* [REQUEST] From the entries that follow, list every line in which the string "Frequency" appears.

Records from a collection of figures:
○ ○ ○ ○ ○ ○ ○
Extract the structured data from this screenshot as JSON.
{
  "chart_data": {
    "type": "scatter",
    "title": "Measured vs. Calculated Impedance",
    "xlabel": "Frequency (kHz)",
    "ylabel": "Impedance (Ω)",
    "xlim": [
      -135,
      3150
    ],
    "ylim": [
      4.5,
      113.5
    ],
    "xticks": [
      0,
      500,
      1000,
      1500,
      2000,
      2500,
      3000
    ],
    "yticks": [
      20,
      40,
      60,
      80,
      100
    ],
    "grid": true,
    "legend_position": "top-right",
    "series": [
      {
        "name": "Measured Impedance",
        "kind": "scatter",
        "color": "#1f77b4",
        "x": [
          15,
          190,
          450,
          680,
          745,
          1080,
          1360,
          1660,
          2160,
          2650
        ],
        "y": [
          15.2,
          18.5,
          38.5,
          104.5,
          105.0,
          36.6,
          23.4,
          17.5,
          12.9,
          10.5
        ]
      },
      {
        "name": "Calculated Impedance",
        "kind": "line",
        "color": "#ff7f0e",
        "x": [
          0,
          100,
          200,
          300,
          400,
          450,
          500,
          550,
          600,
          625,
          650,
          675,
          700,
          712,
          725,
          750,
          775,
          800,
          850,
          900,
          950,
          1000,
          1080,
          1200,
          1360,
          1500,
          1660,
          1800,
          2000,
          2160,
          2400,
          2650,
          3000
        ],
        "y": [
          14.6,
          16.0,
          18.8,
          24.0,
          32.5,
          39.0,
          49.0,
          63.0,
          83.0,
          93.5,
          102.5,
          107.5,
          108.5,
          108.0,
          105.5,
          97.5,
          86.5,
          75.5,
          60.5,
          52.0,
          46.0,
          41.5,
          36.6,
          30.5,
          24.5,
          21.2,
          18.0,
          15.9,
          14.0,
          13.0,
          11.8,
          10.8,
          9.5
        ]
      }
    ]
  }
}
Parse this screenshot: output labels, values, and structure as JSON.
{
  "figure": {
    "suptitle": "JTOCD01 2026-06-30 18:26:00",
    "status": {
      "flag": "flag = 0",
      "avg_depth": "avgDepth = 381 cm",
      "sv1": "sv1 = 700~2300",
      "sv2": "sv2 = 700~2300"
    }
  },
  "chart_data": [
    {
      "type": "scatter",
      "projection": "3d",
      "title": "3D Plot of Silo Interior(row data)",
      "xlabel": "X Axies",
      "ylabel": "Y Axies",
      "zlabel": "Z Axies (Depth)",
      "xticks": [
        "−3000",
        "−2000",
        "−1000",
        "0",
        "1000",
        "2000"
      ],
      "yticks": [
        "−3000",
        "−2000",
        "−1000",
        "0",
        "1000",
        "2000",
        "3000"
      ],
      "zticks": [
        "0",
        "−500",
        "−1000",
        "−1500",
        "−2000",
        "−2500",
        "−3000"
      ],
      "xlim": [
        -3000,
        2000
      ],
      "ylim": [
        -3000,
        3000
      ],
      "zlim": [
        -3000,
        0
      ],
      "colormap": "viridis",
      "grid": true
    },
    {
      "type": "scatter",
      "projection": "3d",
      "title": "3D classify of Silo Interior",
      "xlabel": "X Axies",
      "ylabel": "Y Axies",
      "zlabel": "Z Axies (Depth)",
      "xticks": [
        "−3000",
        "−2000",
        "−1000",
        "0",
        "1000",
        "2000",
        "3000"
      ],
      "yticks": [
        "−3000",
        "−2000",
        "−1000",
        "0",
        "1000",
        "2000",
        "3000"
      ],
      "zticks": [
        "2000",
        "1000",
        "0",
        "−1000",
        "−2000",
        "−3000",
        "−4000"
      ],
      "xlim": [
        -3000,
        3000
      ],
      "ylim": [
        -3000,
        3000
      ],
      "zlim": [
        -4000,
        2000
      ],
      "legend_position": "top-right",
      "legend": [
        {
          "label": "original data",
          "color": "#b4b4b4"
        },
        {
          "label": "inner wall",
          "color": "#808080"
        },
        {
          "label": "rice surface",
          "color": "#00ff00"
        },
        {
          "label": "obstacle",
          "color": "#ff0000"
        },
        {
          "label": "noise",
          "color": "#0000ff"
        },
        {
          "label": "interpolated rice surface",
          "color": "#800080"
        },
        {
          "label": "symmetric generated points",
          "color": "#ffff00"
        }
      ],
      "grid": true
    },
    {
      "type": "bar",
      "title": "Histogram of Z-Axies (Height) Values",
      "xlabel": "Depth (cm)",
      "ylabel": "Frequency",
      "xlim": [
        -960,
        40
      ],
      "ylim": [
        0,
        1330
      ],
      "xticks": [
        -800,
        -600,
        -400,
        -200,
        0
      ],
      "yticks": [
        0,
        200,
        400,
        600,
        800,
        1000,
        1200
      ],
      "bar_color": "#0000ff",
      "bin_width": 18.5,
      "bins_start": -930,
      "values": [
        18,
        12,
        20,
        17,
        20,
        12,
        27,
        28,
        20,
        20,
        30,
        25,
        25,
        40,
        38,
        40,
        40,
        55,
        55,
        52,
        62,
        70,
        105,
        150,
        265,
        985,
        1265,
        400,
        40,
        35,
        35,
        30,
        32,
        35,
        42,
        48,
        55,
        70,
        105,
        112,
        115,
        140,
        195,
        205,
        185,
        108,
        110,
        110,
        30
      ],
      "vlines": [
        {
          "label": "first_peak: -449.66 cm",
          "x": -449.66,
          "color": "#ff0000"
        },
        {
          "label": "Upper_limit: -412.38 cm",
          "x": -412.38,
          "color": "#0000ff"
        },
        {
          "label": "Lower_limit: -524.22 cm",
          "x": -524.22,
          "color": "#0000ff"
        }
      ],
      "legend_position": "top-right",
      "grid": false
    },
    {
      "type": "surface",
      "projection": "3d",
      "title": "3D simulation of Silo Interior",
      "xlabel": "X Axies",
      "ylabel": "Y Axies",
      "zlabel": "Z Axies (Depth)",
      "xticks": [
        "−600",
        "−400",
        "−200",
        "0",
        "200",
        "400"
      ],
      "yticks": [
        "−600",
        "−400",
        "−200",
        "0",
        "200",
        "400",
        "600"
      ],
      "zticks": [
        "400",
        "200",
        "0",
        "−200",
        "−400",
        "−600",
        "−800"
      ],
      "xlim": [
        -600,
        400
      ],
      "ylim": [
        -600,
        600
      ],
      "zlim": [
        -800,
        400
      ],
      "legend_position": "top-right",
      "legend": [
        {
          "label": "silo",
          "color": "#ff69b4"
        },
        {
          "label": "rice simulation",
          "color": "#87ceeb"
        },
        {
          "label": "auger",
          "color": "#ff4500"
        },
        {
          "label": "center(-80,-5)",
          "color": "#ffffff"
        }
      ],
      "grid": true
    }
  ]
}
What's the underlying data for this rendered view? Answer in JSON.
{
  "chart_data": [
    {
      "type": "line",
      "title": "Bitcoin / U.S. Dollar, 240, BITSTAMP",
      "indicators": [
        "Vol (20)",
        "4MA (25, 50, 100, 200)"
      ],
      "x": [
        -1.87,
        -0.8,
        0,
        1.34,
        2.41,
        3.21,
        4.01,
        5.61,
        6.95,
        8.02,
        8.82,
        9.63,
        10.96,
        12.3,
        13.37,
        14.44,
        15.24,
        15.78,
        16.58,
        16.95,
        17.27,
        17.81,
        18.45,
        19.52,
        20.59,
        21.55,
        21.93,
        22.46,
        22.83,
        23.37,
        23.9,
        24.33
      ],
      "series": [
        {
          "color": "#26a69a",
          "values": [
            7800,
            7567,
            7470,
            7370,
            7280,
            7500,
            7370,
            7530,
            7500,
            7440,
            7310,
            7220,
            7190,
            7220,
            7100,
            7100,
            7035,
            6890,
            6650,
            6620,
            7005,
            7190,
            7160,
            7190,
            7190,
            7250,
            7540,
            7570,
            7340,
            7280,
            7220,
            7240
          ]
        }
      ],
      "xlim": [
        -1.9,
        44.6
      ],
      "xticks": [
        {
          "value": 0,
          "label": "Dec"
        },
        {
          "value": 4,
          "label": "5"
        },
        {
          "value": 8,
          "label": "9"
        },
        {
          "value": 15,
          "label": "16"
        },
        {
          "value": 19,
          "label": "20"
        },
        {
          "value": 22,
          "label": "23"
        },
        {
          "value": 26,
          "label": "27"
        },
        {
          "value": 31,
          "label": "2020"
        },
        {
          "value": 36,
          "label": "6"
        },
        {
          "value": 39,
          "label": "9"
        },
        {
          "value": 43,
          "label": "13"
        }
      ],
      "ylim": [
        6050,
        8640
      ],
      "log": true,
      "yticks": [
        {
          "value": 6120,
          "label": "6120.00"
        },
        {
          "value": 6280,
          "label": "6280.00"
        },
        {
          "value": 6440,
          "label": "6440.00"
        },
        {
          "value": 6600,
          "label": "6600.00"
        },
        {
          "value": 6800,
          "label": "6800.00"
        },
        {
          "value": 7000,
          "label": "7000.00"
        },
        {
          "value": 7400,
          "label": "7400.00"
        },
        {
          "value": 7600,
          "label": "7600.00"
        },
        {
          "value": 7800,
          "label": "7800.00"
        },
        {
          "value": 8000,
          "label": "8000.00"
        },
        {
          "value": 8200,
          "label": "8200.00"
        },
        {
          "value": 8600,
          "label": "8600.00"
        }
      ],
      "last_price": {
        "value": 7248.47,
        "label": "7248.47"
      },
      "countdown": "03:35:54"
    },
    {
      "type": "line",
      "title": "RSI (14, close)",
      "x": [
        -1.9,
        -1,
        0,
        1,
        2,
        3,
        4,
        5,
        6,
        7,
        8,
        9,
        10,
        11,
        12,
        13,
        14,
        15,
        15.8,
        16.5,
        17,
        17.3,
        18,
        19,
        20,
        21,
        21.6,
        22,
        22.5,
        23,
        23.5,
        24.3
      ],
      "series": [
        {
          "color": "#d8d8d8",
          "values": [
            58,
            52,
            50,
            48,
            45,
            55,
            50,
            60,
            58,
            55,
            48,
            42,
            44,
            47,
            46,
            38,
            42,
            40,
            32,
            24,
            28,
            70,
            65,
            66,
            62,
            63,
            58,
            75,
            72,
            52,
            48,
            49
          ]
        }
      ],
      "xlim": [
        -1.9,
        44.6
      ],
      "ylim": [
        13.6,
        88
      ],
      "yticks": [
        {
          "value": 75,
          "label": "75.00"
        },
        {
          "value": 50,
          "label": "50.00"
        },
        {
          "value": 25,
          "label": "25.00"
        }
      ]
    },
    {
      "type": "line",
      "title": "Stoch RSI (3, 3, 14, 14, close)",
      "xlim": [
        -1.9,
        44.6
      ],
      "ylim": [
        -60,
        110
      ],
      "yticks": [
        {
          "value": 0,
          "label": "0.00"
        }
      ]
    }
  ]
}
○ ○ ○ ○ ○ ○ ○
* [THE SOLUTION]
    "xlabel": "Frequency (kHz)",
      "ylabel": "Frequency",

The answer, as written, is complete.